• [Problem description] Skip the images and return the records below exactly.

(Excerpt from a dataset)
(begin)
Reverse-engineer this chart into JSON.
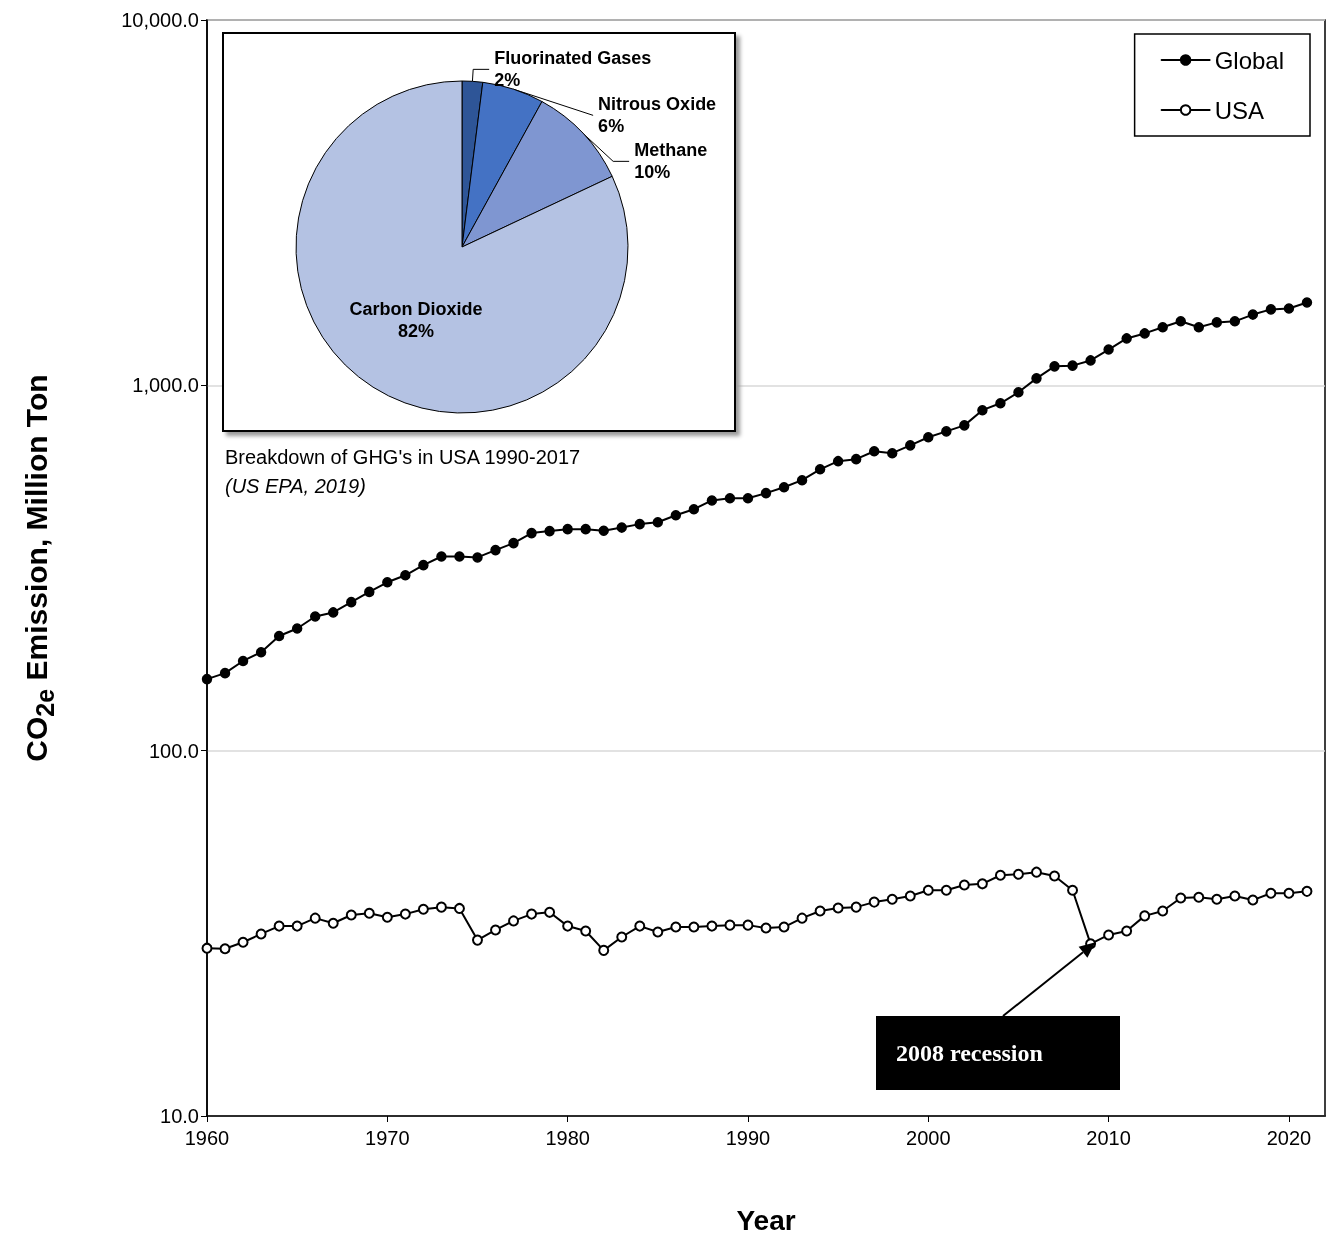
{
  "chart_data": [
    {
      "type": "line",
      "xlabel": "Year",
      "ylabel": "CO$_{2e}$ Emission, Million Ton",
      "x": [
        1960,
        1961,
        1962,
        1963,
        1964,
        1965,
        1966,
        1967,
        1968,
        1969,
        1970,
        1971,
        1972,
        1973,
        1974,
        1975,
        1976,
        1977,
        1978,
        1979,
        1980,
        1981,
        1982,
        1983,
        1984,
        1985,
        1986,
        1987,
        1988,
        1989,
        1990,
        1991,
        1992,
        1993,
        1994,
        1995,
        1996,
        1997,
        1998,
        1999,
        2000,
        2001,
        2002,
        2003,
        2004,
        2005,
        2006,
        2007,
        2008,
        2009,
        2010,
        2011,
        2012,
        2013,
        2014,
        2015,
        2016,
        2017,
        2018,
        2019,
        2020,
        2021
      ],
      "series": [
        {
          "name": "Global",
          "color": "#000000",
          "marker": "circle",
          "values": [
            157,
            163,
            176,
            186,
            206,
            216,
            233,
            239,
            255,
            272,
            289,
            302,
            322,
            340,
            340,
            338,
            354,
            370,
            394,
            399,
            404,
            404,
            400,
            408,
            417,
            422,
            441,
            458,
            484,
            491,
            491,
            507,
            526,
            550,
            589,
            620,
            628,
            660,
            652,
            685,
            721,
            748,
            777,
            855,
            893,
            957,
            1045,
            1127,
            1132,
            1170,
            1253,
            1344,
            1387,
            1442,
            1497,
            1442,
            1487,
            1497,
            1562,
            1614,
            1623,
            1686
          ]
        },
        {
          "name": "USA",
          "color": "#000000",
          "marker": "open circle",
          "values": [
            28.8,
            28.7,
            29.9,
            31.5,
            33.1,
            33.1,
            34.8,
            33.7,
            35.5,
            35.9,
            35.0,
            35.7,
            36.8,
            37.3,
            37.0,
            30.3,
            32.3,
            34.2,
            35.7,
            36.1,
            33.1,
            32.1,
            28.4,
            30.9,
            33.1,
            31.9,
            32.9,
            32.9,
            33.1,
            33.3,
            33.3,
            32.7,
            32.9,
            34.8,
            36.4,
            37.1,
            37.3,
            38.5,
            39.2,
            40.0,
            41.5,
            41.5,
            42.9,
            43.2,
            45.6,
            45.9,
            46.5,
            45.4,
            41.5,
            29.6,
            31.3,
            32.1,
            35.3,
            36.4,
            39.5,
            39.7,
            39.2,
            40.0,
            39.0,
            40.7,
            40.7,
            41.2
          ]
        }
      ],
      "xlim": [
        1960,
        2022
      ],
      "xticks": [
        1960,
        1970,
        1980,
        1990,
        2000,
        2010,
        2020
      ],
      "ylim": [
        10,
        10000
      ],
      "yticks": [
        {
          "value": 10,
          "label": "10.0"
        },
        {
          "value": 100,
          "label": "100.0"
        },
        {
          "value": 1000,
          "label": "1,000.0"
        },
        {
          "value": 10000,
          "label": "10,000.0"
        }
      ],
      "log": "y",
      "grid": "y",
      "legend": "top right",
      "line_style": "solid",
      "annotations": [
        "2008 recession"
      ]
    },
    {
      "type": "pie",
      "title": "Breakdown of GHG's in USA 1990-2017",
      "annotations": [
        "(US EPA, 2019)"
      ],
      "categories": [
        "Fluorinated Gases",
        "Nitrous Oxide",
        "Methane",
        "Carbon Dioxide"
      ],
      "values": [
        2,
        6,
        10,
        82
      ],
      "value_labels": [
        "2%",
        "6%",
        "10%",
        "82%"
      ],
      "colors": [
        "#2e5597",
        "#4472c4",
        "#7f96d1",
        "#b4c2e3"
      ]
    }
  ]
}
(end)
• [Response to the task]
Reverse-engineer this chart into JSON.
{
  "chart_data": [
    {
      "type": "line",
      "xlabel": "Year",
      "ylabel": "CO$_{2e}$ Emission, Million Ton",
      "x": [
        1960,
        1961,
        1962,
        1963,
        1964,
        1965,
        1966,
        1967,
        1968,
        1969,
        1970,
        1971,
        1972,
        1973,
        1974,
        1975,
        1976,
        1977,
        1978,
        1979,
        1980,
        1981,
        1982,
        1983,
        1984,
        1985,
        1986,
        1987,
        1988,
        1989,
        1990,
        1991,
        1992,
        1993,
        1994,
        1995,
        1996,
        1997,
        1998,
        1999,
        2000,
        2001,
        2002,
        2003,
        2004,
        2005,
        2006,
        2007,
        2008,
        2009,
        2010,
        2011,
        2012,
        2013,
        2014,
        2015,
        2016,
        2017,
        2018,
        2019,
        2020,
        2021
      ],
      "series": [
        {
          "name": "Global",
          "color": "#000000",
          "marker": "circle",
          "values": [
            157,
            163,
            176,
            186,
            206,
            216,
            233,
            239,
            255,
            272,
            289,
            302,
            322,
            340,
            340,
            338,
            354,
            370,
            394,
            399,
            404,
            404,
            400,
            408,
            417,
            422,
            441,
            458,
            484,
            491,
            491,
            507,
            526,
            550,
            589,
            620,
            628,
            660,
            652,
            685,
            721,
            748,
            777,
            855,
            893,
            957,
            1045,
            1127,
            1132,
            1170,
            1253,
            1344,
            1387,
            1442,
            1497,
            1442,
            1487,
            1497,
            1562,
            1614,
            1623,
            1686
          ]
        },
        {
          "name": "USA",
          "color": "#000000",
          "marker": "open circle",
          "values": [
            28.8,
            28.7,
            29.9,
            31.5,
            33.1,
            33.1,
            34.8,
            33.7,
            35.5,
            35.9,
            35.0,
            35.7,
            36.8,
            37.3,
            37.0,
            30.3,
            32.3,
            34.2,
            35.7,
            36.1,
            33.1,
            32.1,
            28.4,
            30.9,
            33.1,
            31.9,
            32.9,
            32.9,
            33.1,
            33.3,
            33.3,
            32.7,
            32.9,
            34.8,
            36.4,
            37.1,
            37.3,
            38.5,
            39.2,
            40.0,
            41.5,
            41.5,
            42.9,
            43.2,
            45.6,
            45.9,
            46.5,
            45.4,
            41.5,
            29.6,
            31.3,
            32.1,
            35.3,
            36.4,
            39.5,
            39.7,
            39.2,
            40.0,
            39.0,
            40.7,
            40.7,
            41.2
          ]
        }
      ],
      "xlim": [
        1960,
        2022
      ],
      "xticks": [
        1960,
        1970,
        1980,
        1990,
        2000,
        2010,
        2020
      ],
      "ylim": [
        10,
        10000
      ],
      "yticks": [
        {
          "value": 10,
          "label": "10.0"
        },
        {
          "value": 100,
          "label": "100.0"
        },
        {
          "value": 1000,
          "label": "1,000.0"
        },
        {
          "value": 10000,
          "label": "10,000.0"
        }
      ],
      "log": "y",
      "grid": "y",
      "legend": "top right",
      "line_style": "solid",
      "annotations": [
        "2008 recession"
      ]
    },
    {
      "type": "pie",
      "title": "Breakdown of GHG's in USA 1990-2017",
      "annotations": [
        "(US EPA, 2019)"
      ],
      "categories": [
        "Fluorinated Gases",
        "Nitrous Oxide",
        "Methane",
        "Carbon Dioxide"
      ],
      "values": [
        2,
        6,
        10,
        82
      ],
      "value_labels": [
        "2%",
        "6%",
        "10%",
        "82%"
      ],
      "colors": [
        "#2e5597",
        "#4472c4",
        "#7f96d1",
        "#b4c2e3"
      ]
    }
  ]
}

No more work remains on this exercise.